→ **What you will do**: Spot each line in the records below where the word "localhost" occurs, then copy it.

→ **Record list**:

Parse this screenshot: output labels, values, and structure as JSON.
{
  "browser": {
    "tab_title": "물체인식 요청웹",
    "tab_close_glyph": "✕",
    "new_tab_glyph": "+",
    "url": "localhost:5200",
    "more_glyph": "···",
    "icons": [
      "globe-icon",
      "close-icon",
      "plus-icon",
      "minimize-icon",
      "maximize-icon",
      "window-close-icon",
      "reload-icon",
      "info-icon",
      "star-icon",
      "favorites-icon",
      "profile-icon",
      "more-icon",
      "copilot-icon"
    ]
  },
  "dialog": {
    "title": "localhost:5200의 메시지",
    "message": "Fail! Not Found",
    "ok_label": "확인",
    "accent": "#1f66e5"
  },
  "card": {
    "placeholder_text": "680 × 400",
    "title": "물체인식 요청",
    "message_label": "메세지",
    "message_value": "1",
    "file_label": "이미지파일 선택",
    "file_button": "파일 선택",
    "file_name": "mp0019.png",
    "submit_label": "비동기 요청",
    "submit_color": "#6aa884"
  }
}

→ **Exercise solution**:
    "url": "localhost:5200",
    "title": "localhost:5200의 메시지",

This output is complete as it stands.